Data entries
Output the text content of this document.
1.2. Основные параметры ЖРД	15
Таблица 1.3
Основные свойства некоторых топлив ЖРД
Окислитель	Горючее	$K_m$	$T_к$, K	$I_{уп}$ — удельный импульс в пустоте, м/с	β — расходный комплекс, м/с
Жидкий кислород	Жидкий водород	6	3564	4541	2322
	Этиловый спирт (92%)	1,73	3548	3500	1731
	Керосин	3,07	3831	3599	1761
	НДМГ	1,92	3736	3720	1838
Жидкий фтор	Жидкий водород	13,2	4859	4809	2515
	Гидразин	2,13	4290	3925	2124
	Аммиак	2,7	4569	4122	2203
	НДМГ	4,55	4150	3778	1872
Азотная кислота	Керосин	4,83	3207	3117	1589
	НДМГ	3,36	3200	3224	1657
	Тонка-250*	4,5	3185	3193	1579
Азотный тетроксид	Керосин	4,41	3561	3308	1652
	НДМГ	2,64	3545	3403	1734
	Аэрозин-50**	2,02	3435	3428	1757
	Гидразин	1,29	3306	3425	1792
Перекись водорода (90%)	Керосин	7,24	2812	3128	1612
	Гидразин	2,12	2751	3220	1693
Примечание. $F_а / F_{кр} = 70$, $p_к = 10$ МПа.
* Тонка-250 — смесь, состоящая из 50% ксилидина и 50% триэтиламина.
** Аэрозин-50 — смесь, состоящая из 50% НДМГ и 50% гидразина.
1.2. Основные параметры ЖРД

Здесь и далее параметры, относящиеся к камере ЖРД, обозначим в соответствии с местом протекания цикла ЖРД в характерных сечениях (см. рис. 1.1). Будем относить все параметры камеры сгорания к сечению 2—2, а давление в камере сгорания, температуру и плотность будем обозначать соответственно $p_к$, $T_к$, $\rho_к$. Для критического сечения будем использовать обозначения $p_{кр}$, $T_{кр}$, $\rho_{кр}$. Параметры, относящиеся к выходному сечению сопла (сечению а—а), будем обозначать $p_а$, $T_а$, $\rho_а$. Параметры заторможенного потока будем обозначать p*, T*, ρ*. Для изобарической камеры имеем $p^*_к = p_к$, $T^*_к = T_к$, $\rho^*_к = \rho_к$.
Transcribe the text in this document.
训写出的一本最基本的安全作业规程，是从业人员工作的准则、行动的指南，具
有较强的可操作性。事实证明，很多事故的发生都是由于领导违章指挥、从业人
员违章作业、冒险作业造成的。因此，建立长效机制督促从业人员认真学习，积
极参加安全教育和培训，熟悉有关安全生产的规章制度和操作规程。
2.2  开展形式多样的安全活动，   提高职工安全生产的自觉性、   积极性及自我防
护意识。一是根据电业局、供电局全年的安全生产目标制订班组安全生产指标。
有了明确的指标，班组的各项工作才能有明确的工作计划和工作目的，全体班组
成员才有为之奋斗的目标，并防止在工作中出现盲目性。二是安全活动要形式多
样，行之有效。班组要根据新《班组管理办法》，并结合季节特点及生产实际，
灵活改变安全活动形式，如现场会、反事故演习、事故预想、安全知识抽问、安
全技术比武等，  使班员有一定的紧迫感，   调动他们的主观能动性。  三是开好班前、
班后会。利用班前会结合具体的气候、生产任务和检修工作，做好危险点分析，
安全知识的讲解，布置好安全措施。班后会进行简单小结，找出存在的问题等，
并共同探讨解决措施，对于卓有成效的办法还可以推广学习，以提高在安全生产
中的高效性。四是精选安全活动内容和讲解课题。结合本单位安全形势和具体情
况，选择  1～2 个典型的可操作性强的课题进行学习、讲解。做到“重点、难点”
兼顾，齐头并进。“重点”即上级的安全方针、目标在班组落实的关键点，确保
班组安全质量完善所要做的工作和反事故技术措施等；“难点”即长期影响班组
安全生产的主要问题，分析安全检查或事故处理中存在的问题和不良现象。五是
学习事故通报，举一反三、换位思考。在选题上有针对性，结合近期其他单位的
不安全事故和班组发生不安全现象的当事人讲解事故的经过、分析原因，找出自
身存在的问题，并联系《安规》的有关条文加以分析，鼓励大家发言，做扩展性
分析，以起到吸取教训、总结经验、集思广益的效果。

* Job *
Pick each line holding the word "Керосин" out of the data and copy it.

* Result for this exercise *
	Керосин	3,07	3831	3599	1761
Азотная кислота	Керосин	4,83	3207	3117	1589
Азотный тетроксид	Керосин	4,41	3561	3308	1652
Перекись водорода (90%)	Керосин	7,24	2812	3128	1612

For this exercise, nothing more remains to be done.